** begin **

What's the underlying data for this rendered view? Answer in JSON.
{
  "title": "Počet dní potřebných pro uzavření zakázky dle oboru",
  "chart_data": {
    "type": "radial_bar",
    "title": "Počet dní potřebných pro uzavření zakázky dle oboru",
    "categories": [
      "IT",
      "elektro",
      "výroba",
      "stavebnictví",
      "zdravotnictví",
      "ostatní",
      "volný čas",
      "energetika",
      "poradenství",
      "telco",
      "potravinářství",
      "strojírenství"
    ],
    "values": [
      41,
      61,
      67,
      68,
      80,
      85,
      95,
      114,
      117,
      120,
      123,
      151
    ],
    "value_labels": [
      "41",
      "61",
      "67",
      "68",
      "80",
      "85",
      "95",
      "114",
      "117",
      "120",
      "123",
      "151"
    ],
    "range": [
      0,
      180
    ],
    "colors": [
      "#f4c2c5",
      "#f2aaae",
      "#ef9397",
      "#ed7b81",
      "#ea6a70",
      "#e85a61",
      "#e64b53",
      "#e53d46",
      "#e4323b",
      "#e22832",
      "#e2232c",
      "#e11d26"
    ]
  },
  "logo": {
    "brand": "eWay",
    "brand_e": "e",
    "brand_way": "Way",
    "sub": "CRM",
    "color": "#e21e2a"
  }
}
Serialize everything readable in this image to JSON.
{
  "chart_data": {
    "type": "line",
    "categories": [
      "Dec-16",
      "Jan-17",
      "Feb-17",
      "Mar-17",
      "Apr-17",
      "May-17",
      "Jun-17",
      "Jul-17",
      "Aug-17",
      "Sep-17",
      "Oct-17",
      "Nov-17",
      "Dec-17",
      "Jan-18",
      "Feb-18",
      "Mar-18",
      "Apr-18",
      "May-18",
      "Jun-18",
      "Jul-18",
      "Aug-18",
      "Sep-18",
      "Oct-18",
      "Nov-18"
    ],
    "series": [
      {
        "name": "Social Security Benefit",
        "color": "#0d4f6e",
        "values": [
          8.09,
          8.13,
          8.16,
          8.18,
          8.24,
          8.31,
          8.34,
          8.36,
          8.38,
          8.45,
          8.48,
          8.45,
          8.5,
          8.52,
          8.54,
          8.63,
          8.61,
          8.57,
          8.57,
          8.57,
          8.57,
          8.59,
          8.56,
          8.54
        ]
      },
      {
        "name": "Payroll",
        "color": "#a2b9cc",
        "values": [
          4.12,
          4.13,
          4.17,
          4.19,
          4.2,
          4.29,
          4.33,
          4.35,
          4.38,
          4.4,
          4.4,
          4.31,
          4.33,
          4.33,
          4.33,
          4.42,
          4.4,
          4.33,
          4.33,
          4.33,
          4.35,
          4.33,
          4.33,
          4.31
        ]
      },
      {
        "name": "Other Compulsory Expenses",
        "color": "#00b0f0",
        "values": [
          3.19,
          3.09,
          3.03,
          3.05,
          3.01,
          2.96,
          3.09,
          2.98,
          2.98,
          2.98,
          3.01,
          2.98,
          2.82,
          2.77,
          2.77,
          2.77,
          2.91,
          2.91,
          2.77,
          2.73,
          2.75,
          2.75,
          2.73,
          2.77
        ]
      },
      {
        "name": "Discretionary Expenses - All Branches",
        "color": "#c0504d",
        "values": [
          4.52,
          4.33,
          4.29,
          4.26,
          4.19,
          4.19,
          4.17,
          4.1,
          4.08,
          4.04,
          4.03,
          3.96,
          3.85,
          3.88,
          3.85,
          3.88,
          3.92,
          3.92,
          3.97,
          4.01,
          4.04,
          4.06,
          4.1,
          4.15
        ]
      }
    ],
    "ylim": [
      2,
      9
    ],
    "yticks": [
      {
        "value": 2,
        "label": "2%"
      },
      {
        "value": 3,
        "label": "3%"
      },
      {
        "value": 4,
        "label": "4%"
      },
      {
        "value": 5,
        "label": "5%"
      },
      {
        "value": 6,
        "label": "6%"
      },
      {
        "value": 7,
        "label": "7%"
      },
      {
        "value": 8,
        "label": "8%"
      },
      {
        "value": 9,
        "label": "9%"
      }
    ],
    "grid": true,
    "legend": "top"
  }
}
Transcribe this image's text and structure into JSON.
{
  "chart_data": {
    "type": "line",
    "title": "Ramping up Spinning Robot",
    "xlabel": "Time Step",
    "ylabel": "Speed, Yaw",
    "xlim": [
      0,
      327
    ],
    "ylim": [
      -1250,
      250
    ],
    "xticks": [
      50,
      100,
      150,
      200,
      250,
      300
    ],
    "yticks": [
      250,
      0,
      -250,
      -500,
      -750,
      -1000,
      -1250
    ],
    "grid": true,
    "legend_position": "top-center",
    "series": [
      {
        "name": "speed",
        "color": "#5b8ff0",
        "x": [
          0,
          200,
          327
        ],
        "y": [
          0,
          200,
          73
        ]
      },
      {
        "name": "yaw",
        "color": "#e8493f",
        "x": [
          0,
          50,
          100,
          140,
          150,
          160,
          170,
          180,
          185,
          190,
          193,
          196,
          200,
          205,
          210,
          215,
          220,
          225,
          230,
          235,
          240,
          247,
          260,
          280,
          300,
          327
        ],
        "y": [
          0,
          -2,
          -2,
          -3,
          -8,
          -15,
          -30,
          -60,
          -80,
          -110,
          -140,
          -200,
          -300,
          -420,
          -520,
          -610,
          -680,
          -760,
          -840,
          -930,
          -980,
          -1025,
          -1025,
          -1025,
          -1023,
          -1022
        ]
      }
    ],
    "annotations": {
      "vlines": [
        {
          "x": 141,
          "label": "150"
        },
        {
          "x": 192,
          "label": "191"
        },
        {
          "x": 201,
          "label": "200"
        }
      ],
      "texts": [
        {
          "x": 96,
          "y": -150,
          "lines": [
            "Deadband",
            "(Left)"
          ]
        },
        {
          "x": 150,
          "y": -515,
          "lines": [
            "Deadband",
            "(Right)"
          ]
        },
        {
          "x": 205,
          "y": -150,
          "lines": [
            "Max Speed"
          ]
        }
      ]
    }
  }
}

** end **

*Your objective*
Using the listing above, reproduce each line without omission.

*The response*
What's the underlying data for this rendered view? Answer in JSON.
{
  "title": "Počet dní potřebných pro uzavření zakázky dle oboru",
  "chart_data": {
    "type": "radial_bar",
    "title": "Počet dní potřebných pro uzavření zakázky dle oboru",
    "categories": [
      "IT",
      "elektro",
      "výroba",
      "stavebnictví",
      "zdravotnictví",
      "ostatní",
      "volný čas",
      "energetika",
      "poradenství",
      "telco",
      "potravinářství",
      "strojírenství"
    ],
    "values": [
      41,
      61,
      67,
      68,
      80,
      85,
      95,
      114,
      117,
      120,
      123,
      151
    ],
    "value_labels": [
      "41",
      "61",
      "67",
      "68",
      "80",
      "85",
      "95",
      "114",
      "117",
      "120",
      "123",
      "151"
    ],
    "range": [
      0,
      180
    ],
    "colors": [
      "#f4c2c5",
      "#f2aaae",
      "#ef9397",
      "#ed7b81",
      "#ea6a70",
      "#e85a61",
      "#e64b53",
      "#e53d46",
      "#e4323b",
      "#e22832",
      "#e2232c",
      "#e11d26"
    ]
  },
  "logo": {
    "brand": "eWay",
    "brand_e": "e",
    "brand_way": "Way",
    "sub": "CRM",
    "color": "#e21e2a"
  }
}
Serialize everything readable in this image to JSON.
{
  "chart_data": {
    "type": "line",
    "categories": [
      "Dec-16",
      "Jan-17",
      "Feb-17",
      "Mar-17",
      "Apr-17",
      "May-17",
      "Jun-17",
      "Jul-17",
      "Aug-17",
      "Sep-17",
      "Oct-17",
      "Nov-17",
      "Dec-17",
      "Jan-18",
      "Feb-18",
      "Mar-18",
      "Apr-18",
      "May-18",
      "Jun-18",
      "Jul-18",
      "Aug-18",
      "Sep-18",
      "Oct-18",
      "Nov-18"
    ],
    "series": [
      {
        "name": "Social Security Benefit",
        "color": "#0d4f6e",
        "values": [
          8.09,
          8.13,
          8.16,
          8.18,
          8.24,
          8.31,
          8.34,
          8.36,
          8.38,
          8.45,
          8.48,
          8.45,
          8.5,
          8.52,
          8.54,
          8.63,
          8.61,
          8.57,
          8.57,
          8.57,
          8.57,
          8.59,
          8.56,
          8.54
        ]
      },
      {
        "name": "Payroll",
        "color": "#a2b9cc",
        "values": [
          4.12,
          4.13,
          4.17,
          4.19,
          4.2,
          4.29,
          4.33,
          4.35,
          4.38,
          4.4,
          4.4,
          4.31,
          4.33,
          4.33,
          4.33,
          4.42,
          4.4,
          4.33,
          4.33,
          4.33,
          4.35,
          4.33,
          4.33,
          4.31
        ]
      },
      {
        "name": "Other Compulsory Expenses",
        "color": "#00b0f0",
        "values": [
          3.19,
          3.09,
          3.03,
          3.05,
          3.01,
          2.96,
          3.09,
          2.98,
          2.98,
          2.98,
          3.01,
          2.98,
          2.82,
          2.77,
          2.77,
          2.77,
          2.91,
          2.91,
          2.77,
          2.73,
          2.75,
          2.75,
          2.73,
          2.77
        ]
      },
      {
        "name": "Discretionary Expenses - All Branches",
        "color": "#c0504d",
        "values": [
          4.52,
          4.33,
          4.29,
          4.26,
          4.19,
          4.19,
          4.17,
          4.1,
          4.08,
          4.04,
          4.03,
          3.96,
          3.85,
          3.88,
          3.85,
          3.88,
          3.92,
          3.92,
          3.97,
          4.01,
          4.04,
          4.06,
          4.1,
          4.15
        ]
      }
    ],
    "ylim": [
      2,
      9
    ],
    "yticks": [
      {
        "value": 2,
        "label": "2%"
      },
      {
        "value": 3,
        "label": "3%"
      },
      {
        "value": 4,
        "label": "4%"
      },
      {
        "value": 5,
        "label": "5%"
      },
      {
        "value": 6,
        "label": "6%"
      },
      {
        "value": 7,
        "label": "7%"
      },
      {
        "value": 8,
        "label": "8%"
      },
      {
        "value": 9,
        "label": "9%"
      }
    ],
    "grid": true,
    "legend": "top"
  }
}
Transcribe this image's text and structure into JSON.
{
  "chart_data": {
    "type": "line",
    "title": "Ramping up Spinning Robot",
    "xlabel": "Time Step",
    "ylabel": "Speed, Yaw",
    "xlim": [
      0,
      327
    ],
    "ylim": [
      -1250,
      250
    ],
    "xticks": [
      50,
      100,
      150,
      200,
      250,
      300
    ],
    "yticks": [
      250,
      0,
      -250,
      -500,
      -750,
      -1000,
      -1250
    ],
    "grid": true,
    "legend_position": "top-center",
    "series": [
      {
        "name": "speed",
        "color": "#5b8ff0",
        "x": [
          0,
          200,
          327
        ],
        "y": [
          0,
          200,
          73
        ]
      },
      {
        "name": "yaw",
        "color": "#e8493f",
        "x": [
          0,
          50,
          100,
          140,
          150,
          160,
          170,
          180,
          185,
          190,
          193,
          196,
          200,
          205,
          210,
          215,
          220,
          225,
          230,
          235,
          240,
          247,
          260,
          280,
          300,
          327
        ],
        "y": [
          0,
          -2,
          -2,
          -3,
          -8,
          -15,
          -30,
          -60,
          -80,
          -110,
          -140,
          -200,
          -300,
          -420,
          -520,
          -610,
          -680,
          -760,
          -840,
          -930,
          -980,
          -1025,
          -1025,
          -1025,
          -1023,
          -1022
        ]
      }
    ],
    "annotations": {
      "vlines": [
        {
          "x": 141,
          "label": "150"
        },
        {
          "x": 192,
          "label": "191"
        },
        {
          "x": 201,
          "label": "200"
        }
      ],
      "texts": [
        {
          "x": 96,
          "y": -150,
          "lines": [
            "Deadband",
            "(Left)"
          ]
        },
        {
          "x": 150,
          "y": -515,
          "lines": [
            "Deadband",
            "(Right)"
          ]
        },
        {
          "x": 205,
          "y": -150,
          "lines": [
            "Max Speed"
          ]
        }
      ]
    }
  }
}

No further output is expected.